Task brief:
Wherever a line below holds the word "JSON", copy that line.

______________________________

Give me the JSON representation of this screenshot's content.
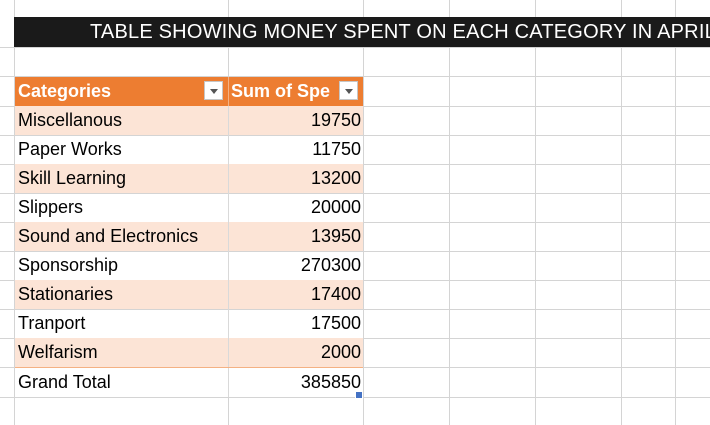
{
  "title": "TABLE SHOWING MONEY SPENT ON EACH CATEGORY IN APRIL",
  "pivot": {
    "headers": [
      "Categories",
      "Sum of Spe"
    ],
    "rows": [
      {
        "category": "Miscellanous",
        "value": "19750"
      },
      {
        "category": "Paper Works",
        "value": "11750"
      },
      {
        "category": "Skill Learning",
        "value": "13200"
      },
      {
        "category": "Slippers",
        "value": "20000"
      },
      {
        "category": "Sound and Electronics",
        "value": "13950"
      },
      {
        "category": "Sponsorship",
        "value": "270300"
      },
      {
        "category": "Stationaries",
        "value": "17400"
      },
      {
        "category": "Tranport",
        "value": "17500"
      },
      {
        "category": "Welfarism",
        "value": "2000"
      }
    ],
    "total": {
      "label": "Grand Total",
      "value": "385850"
    }
  },
  "colors": {
    "header_bg": "#ed7d31",
    "band_bg": "#fce4d6",
    "title_bg": "#1a1a1a",
    "grid": "#d4d4d4"
  },
  "icons": [
    "filter-dropdown-icon",
    "filter-dropdown-icon"
  ]
}
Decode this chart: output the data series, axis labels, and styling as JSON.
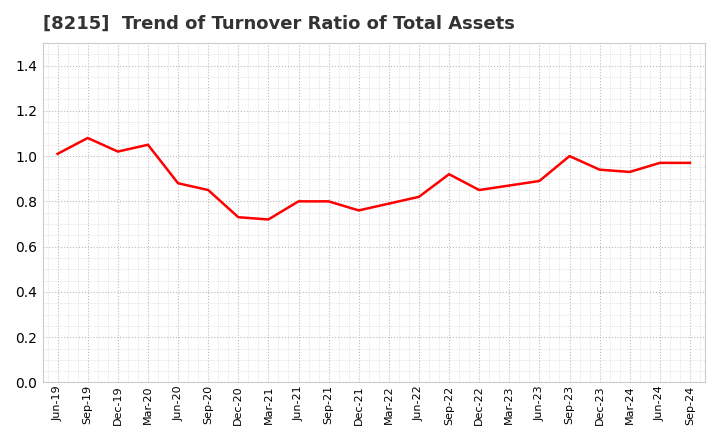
{
  "title": "[8215]  Trend of Turnover Ratio of Total Assets",
  "title_fontsize": 13,
  "title_color": "#333333",
  "line_color": "#FF0000",
  "line_width": 1.8,
  "background_color": "#FFFFFF",
  "plot_bg_color": "#FFFFFF",
  "grid_color": "#BBBBBB",
  "ylim": [
    0.0,
    1.5
  ],
  "yticks": [
    0.0,
    0.2,
    0.4,
    0.6,
    0.8,
    1.0,
    1.2,
    1.4
  ],
  "labels": [
    "Jun-19",
    "Sep-19",
    "Dec-19",
    "Mar-20",
    "Jun-20",
    "Sep-20",
    "Dec-20",
    "Mar-21",
    "Jun-21",
    "Sep-21",
    "Dec-21",
    "Mar-22",
    "Jun-22",
    "Sep-22",
    "Dec-22",
    "Mar-23",
    "Jun-23",
    "Sep-23",
    "Dec-23",
    "Mar-24",
    "Jun-24",
    "Sep-24"
  ],
  "values": [
    1.01,
    1.08,
    1.02,
    1.05,
    0.88,
    0.85,
    0.73,
    0.72,
    0.8,
    0.8,
    0.76,
    0.79,
    0.82,
    0.92,
    0.85,
    0.87,
    0.89,
    1.0,
    0.94,
    0.93,
    0.97,
    0.97
  ]
}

______________________________

The response:
Give me the JSON representation of this screenshot's content.
Decode this chart: output the data series, axis labels, and styling as JSON.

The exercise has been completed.